-- Start of Input data --

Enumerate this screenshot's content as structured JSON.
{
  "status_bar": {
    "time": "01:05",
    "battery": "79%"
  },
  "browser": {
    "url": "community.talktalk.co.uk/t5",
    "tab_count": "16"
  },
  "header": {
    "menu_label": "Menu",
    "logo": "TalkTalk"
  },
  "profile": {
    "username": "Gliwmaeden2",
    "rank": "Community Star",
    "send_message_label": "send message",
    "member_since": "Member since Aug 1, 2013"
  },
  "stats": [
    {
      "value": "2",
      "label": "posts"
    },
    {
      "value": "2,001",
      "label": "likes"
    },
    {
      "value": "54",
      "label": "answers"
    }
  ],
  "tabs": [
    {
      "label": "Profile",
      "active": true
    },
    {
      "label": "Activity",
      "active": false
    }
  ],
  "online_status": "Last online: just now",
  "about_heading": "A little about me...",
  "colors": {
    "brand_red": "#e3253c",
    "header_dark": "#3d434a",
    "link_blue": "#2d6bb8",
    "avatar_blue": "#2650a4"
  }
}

-- End of Input data --

To do
Retype the records that precede this task, keeping them exactly the same.

Solution to this problem
Enumerate this screenshot's content as structured JSON.
{
  "status_bar": {
    "time": "01:05",
    "battery": "79%"
  },
  "browser": {
    "url": "community.talktalk.co.uk/t5",
    "tab_count": "16"
  },
  "header": {
    "menu_label": "Menu",
    "logo": "TalkTalk"
  },
  "profile": {
    "username": "Gliwmaeden2",
    "rank": "Community Star",
    "send_message_label": "send message",
    "member_since": "Member since Aug 1, 2013"
  },
  "stats": [
    {
      "value": "2",
      "label": "posts"
    },
    {
      "value": "2,001",
      "label": "likes"
    },
    {
      "value": "54",
      "label": "answers"
    }
  ],
  "tabs": [
    {
      "label": "Profile",
      "active": true
    },
    {
      "label": "Activity",
      "active": false
    }
  ],
  "online_status": "Last online: just now",
  "about_heading": "A little about me...",
  "colors": {
    "brand_red": "#e3253c",
    "header_dark": "#3d434a",
    "link_blue": "#2d6bb8",
    "avatar_blue": "#2650a4"
  }
}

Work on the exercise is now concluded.